**RECORDED DATA**
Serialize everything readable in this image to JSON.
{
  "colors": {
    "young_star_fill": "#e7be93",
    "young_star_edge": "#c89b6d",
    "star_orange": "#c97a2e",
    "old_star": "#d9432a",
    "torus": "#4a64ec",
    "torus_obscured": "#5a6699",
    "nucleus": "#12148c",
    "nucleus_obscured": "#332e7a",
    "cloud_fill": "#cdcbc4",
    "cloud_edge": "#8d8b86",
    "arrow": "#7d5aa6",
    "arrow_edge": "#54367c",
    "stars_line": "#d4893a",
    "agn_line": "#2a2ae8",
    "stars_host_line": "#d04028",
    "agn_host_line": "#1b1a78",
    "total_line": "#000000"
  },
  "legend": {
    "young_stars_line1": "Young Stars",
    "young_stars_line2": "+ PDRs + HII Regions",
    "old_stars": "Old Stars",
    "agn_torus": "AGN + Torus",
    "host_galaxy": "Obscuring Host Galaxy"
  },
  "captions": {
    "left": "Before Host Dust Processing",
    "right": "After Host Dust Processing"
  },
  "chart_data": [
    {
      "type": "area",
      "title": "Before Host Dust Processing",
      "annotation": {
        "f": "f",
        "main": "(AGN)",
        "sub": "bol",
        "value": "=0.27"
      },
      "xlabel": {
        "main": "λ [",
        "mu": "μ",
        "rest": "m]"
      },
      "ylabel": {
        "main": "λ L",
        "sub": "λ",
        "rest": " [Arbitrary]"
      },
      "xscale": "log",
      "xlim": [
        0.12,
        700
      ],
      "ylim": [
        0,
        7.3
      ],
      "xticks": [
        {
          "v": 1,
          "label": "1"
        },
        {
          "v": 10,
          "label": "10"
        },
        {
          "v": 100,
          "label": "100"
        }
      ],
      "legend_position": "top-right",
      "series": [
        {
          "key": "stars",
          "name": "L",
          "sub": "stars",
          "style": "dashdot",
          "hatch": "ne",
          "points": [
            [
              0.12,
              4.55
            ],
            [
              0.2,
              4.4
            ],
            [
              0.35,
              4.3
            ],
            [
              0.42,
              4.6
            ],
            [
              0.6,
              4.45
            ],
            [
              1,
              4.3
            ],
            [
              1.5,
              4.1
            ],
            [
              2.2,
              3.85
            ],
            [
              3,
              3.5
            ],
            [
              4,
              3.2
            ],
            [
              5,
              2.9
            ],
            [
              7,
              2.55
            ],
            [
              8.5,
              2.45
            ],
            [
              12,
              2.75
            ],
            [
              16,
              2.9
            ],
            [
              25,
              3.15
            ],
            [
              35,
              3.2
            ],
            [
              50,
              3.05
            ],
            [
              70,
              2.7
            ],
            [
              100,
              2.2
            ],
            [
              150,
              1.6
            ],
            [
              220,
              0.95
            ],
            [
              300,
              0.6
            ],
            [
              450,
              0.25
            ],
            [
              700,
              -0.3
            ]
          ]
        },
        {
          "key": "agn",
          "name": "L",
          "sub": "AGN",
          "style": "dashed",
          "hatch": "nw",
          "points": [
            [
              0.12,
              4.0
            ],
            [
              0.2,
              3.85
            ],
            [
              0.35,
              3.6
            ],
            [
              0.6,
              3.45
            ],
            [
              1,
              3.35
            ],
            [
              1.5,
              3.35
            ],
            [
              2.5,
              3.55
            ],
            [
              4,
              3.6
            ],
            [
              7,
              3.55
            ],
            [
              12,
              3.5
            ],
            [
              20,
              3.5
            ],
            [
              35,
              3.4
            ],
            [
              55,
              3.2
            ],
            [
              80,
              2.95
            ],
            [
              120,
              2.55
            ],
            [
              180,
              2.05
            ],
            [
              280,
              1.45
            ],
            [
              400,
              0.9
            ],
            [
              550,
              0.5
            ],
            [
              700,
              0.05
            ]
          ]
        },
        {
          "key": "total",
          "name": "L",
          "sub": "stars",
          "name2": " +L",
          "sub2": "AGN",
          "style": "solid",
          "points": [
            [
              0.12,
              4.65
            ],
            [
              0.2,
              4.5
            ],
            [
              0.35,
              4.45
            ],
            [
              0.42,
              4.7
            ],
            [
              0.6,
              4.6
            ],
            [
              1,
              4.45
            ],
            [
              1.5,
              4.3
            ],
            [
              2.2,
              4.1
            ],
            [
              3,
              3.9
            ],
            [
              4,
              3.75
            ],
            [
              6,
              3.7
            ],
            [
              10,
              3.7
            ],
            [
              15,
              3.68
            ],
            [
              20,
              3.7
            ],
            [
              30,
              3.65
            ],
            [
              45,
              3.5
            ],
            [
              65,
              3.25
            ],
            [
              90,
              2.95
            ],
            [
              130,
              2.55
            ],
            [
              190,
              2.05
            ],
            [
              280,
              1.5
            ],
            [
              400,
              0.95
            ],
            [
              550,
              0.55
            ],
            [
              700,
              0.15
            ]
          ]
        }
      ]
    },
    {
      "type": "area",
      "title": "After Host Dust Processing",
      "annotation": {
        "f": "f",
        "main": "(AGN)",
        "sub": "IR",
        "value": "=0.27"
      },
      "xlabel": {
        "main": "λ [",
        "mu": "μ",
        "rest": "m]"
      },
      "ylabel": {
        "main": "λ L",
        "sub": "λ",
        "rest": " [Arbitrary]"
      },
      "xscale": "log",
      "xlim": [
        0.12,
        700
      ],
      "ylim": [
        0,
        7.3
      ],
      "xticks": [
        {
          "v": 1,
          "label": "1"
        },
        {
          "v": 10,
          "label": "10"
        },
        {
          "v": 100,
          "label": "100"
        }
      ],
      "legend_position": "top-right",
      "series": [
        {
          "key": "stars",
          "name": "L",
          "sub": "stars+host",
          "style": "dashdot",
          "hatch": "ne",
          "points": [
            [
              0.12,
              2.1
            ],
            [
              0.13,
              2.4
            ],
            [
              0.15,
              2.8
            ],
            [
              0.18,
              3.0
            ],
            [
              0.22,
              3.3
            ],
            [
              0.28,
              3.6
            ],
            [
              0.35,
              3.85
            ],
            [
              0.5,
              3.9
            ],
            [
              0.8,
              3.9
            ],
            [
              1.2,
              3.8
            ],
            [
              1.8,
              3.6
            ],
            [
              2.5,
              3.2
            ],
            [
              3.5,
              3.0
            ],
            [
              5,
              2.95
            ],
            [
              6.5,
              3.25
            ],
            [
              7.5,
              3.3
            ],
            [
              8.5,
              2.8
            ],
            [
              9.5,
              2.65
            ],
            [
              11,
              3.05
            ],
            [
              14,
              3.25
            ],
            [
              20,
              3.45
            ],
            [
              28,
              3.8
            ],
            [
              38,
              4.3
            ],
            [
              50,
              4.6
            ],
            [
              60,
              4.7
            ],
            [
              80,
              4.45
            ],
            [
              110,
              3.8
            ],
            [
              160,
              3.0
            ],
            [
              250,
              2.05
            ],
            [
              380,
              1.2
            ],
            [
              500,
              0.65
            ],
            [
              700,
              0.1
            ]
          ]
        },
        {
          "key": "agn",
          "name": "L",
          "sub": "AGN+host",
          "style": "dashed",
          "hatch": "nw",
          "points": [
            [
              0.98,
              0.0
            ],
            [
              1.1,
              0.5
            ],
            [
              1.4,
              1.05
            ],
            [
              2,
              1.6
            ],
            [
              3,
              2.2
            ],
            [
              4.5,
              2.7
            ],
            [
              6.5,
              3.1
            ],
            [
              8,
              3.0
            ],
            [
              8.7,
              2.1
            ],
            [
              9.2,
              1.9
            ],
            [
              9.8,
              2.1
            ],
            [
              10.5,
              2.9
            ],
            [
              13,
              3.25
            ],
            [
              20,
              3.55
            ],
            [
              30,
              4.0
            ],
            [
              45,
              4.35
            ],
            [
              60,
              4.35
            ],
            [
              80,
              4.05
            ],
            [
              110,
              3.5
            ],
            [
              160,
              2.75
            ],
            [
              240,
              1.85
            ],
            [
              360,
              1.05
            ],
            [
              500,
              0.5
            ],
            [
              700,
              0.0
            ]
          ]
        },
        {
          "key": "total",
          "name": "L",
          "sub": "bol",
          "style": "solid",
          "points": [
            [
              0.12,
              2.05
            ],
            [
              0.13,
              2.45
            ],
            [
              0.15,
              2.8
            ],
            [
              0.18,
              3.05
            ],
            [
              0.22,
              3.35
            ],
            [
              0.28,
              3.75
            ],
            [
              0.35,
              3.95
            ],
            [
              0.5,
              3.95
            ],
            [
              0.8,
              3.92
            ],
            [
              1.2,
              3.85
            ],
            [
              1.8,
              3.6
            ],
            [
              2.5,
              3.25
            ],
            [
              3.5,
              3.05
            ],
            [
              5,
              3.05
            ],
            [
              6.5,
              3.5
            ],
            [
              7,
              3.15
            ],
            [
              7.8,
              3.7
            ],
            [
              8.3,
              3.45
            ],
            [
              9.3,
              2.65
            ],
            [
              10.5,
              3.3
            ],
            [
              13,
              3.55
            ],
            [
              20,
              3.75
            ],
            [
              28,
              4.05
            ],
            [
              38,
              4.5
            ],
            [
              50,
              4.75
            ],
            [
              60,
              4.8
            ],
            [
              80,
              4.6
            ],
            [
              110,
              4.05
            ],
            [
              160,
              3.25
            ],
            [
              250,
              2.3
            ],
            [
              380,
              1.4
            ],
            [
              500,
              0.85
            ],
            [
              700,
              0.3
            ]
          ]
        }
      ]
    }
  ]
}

**WHAT YOU WILL DO**
From the data, collect all lines where the string "title" appears.

**RESULT**
      "title": "Before Host Dust Processing",
      "title": "After Host Dust Processing",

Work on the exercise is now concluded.